= YOUR TASK =
Search the data for the word "года" and copy every line that contains it.

--- BEGIN MATERIAL PROVIDED ---

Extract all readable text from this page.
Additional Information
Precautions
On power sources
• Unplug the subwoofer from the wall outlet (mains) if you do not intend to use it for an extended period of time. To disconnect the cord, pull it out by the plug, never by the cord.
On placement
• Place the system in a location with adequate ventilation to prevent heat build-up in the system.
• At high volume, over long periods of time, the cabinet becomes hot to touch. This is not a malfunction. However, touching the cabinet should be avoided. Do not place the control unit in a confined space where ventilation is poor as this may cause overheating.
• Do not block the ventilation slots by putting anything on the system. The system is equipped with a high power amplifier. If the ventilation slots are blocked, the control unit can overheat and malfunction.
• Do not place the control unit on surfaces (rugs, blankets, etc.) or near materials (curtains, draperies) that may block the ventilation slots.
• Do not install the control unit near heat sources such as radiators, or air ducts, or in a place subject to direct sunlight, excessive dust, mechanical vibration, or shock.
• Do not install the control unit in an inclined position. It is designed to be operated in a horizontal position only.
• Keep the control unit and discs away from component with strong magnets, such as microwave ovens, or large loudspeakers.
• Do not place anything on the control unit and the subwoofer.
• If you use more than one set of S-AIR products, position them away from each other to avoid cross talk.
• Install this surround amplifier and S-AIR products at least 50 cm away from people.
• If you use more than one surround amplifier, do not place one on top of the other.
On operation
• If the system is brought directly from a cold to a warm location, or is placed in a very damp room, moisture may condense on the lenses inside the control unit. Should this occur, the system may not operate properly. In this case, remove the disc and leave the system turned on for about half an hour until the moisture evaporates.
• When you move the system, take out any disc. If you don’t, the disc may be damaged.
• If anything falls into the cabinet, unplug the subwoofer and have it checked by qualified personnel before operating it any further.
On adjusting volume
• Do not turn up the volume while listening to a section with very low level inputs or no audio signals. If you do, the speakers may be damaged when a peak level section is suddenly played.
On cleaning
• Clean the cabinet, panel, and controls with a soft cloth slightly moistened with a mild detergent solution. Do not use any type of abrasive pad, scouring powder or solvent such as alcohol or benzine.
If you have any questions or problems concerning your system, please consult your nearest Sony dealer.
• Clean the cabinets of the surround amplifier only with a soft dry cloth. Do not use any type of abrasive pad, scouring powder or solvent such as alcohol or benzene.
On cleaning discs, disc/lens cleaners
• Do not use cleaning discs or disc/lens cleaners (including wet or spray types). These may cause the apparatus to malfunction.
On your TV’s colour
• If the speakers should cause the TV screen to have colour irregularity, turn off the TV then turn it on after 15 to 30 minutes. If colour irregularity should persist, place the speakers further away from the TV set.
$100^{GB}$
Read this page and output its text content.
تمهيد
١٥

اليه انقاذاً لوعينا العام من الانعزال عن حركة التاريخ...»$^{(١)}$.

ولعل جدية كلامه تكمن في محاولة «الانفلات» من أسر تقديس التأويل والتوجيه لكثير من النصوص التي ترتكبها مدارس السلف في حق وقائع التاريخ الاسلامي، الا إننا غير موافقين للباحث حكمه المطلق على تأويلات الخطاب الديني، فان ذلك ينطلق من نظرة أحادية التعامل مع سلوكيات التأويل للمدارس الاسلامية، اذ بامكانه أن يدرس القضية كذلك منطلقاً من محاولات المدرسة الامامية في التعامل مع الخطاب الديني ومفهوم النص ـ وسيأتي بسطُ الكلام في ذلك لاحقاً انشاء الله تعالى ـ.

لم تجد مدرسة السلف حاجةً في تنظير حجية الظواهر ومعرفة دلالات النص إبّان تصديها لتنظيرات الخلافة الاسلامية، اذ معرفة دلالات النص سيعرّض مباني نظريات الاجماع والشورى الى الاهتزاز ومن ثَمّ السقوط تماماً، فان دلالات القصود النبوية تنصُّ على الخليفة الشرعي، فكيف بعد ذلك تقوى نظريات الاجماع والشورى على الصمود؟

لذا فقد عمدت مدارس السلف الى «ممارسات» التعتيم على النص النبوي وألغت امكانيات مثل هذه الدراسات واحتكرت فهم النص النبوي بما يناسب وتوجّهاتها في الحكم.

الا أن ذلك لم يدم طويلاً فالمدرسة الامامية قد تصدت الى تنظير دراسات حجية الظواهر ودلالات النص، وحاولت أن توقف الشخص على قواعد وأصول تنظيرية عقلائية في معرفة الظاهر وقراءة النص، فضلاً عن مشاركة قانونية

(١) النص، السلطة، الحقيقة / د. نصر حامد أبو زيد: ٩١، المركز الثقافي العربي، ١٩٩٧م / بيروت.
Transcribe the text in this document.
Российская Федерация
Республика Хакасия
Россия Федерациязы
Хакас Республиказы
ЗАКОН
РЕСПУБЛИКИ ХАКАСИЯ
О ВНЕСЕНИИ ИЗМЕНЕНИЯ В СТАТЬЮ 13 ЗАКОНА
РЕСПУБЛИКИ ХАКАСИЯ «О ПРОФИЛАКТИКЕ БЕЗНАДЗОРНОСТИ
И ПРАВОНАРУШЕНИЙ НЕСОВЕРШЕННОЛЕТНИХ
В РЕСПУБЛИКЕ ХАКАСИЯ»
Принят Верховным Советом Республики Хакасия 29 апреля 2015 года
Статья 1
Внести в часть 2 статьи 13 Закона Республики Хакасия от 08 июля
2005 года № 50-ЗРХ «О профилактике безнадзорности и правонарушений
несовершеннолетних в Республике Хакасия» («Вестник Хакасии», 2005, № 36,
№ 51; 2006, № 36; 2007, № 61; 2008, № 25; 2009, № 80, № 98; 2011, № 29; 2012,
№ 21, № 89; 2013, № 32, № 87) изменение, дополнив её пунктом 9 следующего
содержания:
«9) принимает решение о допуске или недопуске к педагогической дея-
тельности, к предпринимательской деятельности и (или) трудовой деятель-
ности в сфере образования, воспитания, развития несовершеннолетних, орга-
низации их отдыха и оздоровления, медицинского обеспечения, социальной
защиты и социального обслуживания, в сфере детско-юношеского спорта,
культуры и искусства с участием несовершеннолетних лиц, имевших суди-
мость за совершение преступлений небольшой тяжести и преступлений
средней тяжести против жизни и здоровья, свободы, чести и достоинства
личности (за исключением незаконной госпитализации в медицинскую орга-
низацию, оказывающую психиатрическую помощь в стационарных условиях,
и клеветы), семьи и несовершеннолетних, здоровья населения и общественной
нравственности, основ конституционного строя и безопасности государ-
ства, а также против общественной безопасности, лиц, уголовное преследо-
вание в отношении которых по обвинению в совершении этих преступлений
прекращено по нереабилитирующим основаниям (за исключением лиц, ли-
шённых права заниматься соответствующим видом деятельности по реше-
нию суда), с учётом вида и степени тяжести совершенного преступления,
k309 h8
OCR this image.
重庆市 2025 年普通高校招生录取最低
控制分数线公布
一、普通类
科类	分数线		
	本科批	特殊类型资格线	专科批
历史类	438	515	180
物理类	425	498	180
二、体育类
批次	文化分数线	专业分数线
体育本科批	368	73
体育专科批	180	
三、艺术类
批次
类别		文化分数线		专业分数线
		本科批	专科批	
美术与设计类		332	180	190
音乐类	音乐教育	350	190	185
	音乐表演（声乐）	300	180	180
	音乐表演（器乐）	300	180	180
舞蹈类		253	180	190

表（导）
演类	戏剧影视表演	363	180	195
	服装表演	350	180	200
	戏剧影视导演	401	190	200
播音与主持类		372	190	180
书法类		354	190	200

--- END MATERIAL PROVIDED ---

= FULL OUTPUT =
Принят Верховным Советом Республики Хакасия 29 апреля 2015 года
2005 года № 50-ЗРХ «О профилактике безнадзорности и правонарушений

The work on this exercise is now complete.